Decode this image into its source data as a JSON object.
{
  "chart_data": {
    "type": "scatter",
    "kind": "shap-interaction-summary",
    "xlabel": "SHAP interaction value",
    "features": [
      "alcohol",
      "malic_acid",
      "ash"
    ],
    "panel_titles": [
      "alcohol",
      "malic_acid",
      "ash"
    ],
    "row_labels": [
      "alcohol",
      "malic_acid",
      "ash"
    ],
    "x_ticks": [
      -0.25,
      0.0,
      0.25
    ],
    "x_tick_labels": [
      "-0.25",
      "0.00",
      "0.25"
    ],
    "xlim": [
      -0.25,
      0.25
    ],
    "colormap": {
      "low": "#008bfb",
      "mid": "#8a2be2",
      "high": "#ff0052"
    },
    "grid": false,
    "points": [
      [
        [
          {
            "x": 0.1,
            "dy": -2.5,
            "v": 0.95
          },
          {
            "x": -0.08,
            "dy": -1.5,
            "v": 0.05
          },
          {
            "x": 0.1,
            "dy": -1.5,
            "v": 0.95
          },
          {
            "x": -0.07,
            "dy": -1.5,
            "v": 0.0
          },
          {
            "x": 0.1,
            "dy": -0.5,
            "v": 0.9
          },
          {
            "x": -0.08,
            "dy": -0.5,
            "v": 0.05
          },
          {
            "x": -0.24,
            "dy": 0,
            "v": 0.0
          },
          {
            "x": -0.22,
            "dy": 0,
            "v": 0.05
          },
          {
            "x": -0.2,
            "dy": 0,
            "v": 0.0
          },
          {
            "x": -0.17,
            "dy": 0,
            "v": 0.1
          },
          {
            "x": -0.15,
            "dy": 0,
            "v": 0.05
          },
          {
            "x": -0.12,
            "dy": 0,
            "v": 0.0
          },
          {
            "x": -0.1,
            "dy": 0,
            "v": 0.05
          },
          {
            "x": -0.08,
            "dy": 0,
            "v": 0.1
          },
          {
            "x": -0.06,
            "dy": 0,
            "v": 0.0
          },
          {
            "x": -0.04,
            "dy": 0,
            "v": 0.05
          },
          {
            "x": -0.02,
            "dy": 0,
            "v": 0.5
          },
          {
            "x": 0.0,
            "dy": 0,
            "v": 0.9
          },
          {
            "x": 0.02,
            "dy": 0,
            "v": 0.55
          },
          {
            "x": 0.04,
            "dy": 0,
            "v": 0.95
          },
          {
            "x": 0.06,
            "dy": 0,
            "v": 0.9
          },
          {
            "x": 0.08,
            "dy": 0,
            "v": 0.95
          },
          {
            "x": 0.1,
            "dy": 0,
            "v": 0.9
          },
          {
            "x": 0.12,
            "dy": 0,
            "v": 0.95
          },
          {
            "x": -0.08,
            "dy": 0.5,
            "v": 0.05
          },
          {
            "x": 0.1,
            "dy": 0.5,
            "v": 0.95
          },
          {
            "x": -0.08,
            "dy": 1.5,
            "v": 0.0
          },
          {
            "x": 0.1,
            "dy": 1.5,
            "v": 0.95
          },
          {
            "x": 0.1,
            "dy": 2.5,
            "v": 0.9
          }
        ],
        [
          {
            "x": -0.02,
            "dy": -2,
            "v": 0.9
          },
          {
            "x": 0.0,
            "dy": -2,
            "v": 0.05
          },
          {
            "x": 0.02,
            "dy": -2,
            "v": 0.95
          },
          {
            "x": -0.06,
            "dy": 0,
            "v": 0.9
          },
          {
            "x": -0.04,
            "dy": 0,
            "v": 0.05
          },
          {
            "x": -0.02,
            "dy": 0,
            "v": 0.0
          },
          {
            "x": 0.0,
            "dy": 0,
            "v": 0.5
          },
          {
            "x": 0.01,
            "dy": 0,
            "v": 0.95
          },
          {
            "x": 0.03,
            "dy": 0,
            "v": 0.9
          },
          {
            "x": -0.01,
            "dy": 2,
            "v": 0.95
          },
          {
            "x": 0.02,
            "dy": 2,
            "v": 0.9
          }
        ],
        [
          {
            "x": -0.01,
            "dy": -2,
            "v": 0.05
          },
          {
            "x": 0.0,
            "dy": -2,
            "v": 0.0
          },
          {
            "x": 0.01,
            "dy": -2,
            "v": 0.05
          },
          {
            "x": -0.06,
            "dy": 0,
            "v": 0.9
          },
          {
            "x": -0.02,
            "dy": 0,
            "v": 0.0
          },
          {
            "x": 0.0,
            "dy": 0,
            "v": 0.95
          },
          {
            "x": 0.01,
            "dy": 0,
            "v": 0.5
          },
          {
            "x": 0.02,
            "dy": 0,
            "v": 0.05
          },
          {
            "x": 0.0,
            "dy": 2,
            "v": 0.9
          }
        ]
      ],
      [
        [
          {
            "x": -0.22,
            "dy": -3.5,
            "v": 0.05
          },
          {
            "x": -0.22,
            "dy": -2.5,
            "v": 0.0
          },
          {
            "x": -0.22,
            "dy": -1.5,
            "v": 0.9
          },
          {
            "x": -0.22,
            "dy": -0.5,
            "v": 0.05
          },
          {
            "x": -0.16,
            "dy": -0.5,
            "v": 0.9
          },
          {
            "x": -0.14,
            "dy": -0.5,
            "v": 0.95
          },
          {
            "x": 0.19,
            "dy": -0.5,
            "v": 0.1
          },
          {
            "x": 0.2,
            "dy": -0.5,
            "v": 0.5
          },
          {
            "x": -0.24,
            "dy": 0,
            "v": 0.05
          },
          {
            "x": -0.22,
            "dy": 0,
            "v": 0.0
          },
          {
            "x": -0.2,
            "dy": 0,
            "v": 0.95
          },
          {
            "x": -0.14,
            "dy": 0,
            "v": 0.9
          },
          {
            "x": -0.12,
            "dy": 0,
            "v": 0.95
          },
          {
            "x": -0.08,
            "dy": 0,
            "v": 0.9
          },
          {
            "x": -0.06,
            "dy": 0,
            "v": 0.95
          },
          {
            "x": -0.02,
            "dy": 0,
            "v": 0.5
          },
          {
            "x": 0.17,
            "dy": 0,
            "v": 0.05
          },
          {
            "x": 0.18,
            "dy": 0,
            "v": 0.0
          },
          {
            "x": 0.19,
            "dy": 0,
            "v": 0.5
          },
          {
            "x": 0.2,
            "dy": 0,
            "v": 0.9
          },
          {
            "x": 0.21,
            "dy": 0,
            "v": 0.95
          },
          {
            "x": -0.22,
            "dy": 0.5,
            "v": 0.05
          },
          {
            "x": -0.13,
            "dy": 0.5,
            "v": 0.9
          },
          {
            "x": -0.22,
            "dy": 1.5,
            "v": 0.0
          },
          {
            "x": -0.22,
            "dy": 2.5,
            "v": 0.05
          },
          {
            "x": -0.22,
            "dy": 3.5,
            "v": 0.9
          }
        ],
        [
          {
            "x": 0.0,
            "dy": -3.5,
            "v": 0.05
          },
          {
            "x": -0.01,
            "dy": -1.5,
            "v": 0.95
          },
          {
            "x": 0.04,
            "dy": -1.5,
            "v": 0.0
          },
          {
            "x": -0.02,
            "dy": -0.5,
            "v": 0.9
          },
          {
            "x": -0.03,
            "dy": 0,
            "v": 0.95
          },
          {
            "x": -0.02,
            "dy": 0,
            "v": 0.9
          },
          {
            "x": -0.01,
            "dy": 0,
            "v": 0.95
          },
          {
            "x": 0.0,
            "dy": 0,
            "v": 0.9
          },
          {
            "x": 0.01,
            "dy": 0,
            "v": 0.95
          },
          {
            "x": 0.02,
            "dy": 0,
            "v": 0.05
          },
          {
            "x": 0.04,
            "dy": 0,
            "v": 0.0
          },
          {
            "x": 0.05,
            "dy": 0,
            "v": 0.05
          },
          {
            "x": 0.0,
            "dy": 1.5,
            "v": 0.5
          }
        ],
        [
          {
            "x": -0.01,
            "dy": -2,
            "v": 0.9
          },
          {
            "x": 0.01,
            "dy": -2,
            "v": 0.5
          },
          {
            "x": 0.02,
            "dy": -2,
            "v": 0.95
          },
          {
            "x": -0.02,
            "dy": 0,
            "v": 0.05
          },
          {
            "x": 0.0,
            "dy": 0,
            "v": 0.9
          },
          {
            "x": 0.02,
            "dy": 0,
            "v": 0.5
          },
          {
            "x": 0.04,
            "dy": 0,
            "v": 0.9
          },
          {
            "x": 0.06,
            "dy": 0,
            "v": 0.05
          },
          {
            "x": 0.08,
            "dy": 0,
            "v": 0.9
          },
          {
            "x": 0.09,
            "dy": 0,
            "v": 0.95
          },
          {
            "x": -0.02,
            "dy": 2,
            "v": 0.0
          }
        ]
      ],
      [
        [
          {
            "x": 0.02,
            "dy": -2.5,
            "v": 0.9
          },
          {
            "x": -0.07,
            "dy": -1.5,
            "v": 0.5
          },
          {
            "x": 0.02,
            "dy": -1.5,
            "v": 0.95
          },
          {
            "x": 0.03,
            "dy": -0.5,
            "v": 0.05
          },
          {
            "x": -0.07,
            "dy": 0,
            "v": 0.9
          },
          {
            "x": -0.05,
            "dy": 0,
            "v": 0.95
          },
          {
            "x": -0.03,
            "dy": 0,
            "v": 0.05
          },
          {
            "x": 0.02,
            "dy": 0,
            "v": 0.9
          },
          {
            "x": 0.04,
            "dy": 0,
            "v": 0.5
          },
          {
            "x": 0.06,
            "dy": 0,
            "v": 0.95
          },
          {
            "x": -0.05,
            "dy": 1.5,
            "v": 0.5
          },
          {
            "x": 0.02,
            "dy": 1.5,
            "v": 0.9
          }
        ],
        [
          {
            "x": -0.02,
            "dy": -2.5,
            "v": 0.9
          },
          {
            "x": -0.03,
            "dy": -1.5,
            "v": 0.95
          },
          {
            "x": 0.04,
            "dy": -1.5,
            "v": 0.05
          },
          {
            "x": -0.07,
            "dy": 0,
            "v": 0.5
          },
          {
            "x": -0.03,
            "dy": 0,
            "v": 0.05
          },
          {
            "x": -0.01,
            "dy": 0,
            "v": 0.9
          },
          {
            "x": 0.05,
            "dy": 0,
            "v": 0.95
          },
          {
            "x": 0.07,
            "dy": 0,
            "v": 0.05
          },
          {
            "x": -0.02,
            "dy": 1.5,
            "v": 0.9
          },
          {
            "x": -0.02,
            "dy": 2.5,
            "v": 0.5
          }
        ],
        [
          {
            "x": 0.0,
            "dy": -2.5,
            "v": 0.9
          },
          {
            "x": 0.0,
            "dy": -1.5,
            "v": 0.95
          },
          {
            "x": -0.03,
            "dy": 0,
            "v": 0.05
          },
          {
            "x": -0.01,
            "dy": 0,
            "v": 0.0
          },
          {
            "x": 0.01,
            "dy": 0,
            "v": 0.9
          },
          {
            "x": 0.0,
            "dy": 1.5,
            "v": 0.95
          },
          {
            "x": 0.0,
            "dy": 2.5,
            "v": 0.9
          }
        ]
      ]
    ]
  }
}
——
▸ **YOUR OBJECTIVE**: Copy down every line of the entries containing the word "interaction".

▸ **ANSWER TO THIS TASK**:
    "kind": "shap-interaction-summary",
    "xlabel": "SHAP interaction value",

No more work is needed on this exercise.